───── BLOK TEKS

Dalam Hadits Rasulullah saw bersabda :
“Setiap pekerjaan yang baik, jika tidak dimulai dengan “Bismillah” (menyebut nama Allah) maka (pekerjaan tersebut) akan terputus (dari keberkahan Allah)”
Sebagaimana dalam kehidupan kita ,secara naluri jika ingin keberhasilan perbuatan atau permohonan biasanya kita menyebut nama orang yang berkuasa.
Misalnya,
Zaman orde baru, tingkat keberasilan menjadi besar, jika kita menyebut (mengenalkan/mereferensi) nama pa Harto yang berkuasa kala itu.
Memberikan perintah kepada bawahan atau ajakan kepada sesama staff akan “lebih segera” dilaksanakan/diikuti jika menyebut nama yang lebih berkuasa seperti nama direktur atau manajer sebagai sumber perintah atau bentuk izin.
Begitu pula dalam mengarungi kehidupan kita di dunia, sebelum melakukan perbuatan/tindakan upayakan selalu diawali menyebut nama Allah, mengingat Allah. Sehingga Allah yang Maha Kuasa akan mengizinkan dan menolong perbuatan/tindakan tersebut akan terlaksana. Seberapa dekat dengan Allah akan memperbesar kemungkinan terkabulkannya.
Perbedaannya, kalau kita menyebut nama manusia, manusia yang kita sebutkan tidak mendengar dan bukan pula dia yang menolong. Namun kalau kita menyebut nama Allah, Allah Maha Mendengar dan berkenan menolong kita
Kita sangat ingin untuk taqarrub mendekatkan diri kepada-Nya.
Dari Abu Hurairah RA disebutkan bahwa Rasulullah SAW bersabda :
“Allah bersabda, ‘Aku menuruti prasangka hamba-Ku kepada-Ku. Aku bersamanya ketika ia mengingat-Ku. Kalau ia mengingat-Ku dalam hati, Aku mengingatnya dalam diri-Ku. Kalau ia mengingat-Ku di tengah kerumunan orang, Aku pun akan mengingatnya di tengah kerumunan yang lebih baik daripada mereka. Kalau ia mendekat diri kepada-Ku sejengkal, Aku pun mendekatkan diri kepadanya sehasta. Kalau ia mendekatkan diri pada-Ku sehasta. Aku pun akan mendekatkan diri padanya sedepa. Jika ia mendatangi-Ku dengan berjalan, Aku akan mendatanginya dengan berlari kecil”
Waktu-waktu di keseharian kita, perbanyaklah dzikir kepada Allah.
Rasulullah SAW bersabda :
“Siapa yang duduk dalam suatu tempat, lalu di situ ia tak berdzikir kepada Allah, maka kelak ia akan mendapat kerugian dan penyesalan” (HR Abu Dawud).

──────────
───── CATATAN YANG DISEDIAKAN

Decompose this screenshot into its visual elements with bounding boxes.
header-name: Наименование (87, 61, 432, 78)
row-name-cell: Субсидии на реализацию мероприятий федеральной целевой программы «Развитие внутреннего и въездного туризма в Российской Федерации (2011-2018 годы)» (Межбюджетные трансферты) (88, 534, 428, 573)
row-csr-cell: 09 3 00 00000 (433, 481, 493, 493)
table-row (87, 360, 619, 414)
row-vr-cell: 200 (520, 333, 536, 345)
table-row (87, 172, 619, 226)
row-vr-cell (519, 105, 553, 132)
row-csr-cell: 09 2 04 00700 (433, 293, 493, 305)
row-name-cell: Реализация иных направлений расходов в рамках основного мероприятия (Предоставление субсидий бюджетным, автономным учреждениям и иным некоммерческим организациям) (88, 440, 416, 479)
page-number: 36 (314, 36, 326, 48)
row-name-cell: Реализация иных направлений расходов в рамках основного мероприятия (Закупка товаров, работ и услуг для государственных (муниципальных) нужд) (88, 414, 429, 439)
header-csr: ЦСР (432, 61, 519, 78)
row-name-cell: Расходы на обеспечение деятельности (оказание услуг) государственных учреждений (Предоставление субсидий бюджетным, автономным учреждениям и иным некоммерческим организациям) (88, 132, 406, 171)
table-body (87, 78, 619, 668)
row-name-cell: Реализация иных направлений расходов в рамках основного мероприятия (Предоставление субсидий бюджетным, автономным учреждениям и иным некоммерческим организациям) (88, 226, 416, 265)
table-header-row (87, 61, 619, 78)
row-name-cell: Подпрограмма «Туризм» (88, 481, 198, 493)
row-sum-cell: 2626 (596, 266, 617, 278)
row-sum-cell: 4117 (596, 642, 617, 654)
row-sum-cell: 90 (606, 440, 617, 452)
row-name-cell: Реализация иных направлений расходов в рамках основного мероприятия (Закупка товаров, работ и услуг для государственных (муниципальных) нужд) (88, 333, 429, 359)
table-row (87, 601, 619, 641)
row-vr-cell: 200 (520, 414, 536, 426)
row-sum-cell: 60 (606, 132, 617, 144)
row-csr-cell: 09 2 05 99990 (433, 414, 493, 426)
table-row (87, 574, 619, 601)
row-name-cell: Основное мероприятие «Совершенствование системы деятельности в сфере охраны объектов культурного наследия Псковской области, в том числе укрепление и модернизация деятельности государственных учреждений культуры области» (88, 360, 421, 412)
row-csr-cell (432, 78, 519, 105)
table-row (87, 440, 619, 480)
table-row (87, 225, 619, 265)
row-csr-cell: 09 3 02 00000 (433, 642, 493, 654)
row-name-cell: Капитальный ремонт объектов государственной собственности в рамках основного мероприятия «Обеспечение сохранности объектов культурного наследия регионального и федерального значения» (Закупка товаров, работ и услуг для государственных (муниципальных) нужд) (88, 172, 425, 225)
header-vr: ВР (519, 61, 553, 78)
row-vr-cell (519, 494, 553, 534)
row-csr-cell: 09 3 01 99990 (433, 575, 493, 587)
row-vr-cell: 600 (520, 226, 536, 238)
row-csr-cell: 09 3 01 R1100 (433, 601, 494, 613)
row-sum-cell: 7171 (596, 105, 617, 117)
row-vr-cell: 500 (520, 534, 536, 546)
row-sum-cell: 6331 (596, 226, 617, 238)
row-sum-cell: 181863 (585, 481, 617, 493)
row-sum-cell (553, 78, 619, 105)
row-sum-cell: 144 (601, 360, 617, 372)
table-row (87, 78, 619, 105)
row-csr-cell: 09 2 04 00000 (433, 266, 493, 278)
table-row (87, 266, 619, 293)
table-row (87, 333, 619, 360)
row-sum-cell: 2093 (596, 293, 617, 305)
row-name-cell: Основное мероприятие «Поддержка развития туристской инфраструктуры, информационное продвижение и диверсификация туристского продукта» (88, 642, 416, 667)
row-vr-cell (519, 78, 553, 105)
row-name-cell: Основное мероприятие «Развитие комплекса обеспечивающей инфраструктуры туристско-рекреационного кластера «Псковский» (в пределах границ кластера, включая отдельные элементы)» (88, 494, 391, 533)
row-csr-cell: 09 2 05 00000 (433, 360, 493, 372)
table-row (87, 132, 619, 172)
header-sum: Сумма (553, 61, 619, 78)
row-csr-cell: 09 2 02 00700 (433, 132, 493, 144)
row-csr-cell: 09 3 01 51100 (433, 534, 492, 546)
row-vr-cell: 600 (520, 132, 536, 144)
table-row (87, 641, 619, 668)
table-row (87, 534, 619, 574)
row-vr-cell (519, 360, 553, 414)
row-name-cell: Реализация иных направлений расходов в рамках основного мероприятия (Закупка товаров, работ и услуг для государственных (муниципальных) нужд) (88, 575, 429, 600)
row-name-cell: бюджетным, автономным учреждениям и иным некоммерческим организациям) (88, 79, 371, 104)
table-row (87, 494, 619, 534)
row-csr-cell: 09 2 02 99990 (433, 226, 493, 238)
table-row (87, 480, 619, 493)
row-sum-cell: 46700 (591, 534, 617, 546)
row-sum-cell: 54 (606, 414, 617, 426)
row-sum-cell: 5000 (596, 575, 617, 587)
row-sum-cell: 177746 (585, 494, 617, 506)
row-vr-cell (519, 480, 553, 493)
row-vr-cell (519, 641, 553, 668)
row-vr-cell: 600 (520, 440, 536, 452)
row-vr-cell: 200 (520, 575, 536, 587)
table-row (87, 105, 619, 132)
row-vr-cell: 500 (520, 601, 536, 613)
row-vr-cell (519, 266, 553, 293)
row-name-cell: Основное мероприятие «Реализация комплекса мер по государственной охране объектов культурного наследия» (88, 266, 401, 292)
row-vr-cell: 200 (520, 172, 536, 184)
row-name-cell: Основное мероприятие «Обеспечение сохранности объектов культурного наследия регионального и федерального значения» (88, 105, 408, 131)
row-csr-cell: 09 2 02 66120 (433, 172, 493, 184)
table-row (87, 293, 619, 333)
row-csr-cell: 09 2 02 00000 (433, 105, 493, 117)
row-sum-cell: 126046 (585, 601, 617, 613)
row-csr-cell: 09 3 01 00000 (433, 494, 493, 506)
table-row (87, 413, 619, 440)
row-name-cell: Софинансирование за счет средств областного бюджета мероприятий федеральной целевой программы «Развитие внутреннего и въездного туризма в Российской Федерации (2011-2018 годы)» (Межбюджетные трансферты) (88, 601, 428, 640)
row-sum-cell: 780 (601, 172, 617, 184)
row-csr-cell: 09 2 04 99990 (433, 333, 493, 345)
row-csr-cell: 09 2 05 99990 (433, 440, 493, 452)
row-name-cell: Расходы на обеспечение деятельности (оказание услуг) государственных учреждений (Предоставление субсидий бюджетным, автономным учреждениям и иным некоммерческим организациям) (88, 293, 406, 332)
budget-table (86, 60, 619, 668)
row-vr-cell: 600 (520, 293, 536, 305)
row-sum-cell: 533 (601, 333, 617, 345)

──────────

# [SOAL]
Lanjutkan teks tentang menyebut nama Allah dan memperbanyak dzikir, mulai setelah kalimat terakhirnya. Catatan-catatan itu merupakan bahan tersendiri yang terpisah dari teks.

# [HASIL PENGERJAAN]
Nabi Muhammad SAW bersabda :
“Berlaku zuhudlah di dunia, pasti dicintai Allah SWT dan berlaku zuhudlah terhadap milik orang lain, pasti dicintai oleh sesama manusia.”
Manakala sifat zuhud di kalangan muqarrabin (orang yang sentiasa berusaha mendekatkan diri kepada Allah SWT) pula adalah dengan terus meninggalkan kenikmatan dunia; segala-galanya adalah tidak penting bagi mereka melainkan mendekati Allah SWT semata-mata.
Suatu saat terjadi dialog antara Rosulullah SAW dengan Hudzaifah Ra. Rosulullah bertanya kepada HUdzaifah, ” Ya Hudzaifah, bagaimana keadaanmu saat ini?”
Jawab Hudzaifah, ” Saat ini saya bener-bener beriman ya Rosulullah.” Rosulullah kemudian mengatakan, “ setiap kebenaran itu ada hakikatnya, maka apa hakikat keimananmu wahai Hudzaifah?”
Jawab Hudzaifah, ” Ada dua, Ya rosulullah.
Pertama saya sudah hilangkan unsur dunia dari kehidupan saya, sehingga bagi saya debu dan emas itu sama saja. Dalam pengertian, saya akan cari kenikmatan dunia, lantas andaikata saya dapatkan maka saya akan menikmatinya dan bersyukur pada Allah SWT.
Tapi kalau suatu saat kenikmatan dunia itu hilang dari tangan saya, maka saya tinggal bersabar sebab dunia bukanlah tujuan. Bila ia datang maka Alhamdulillah dan bila ia pergi maka Inna lillahi wa inna ilaihi roji’un.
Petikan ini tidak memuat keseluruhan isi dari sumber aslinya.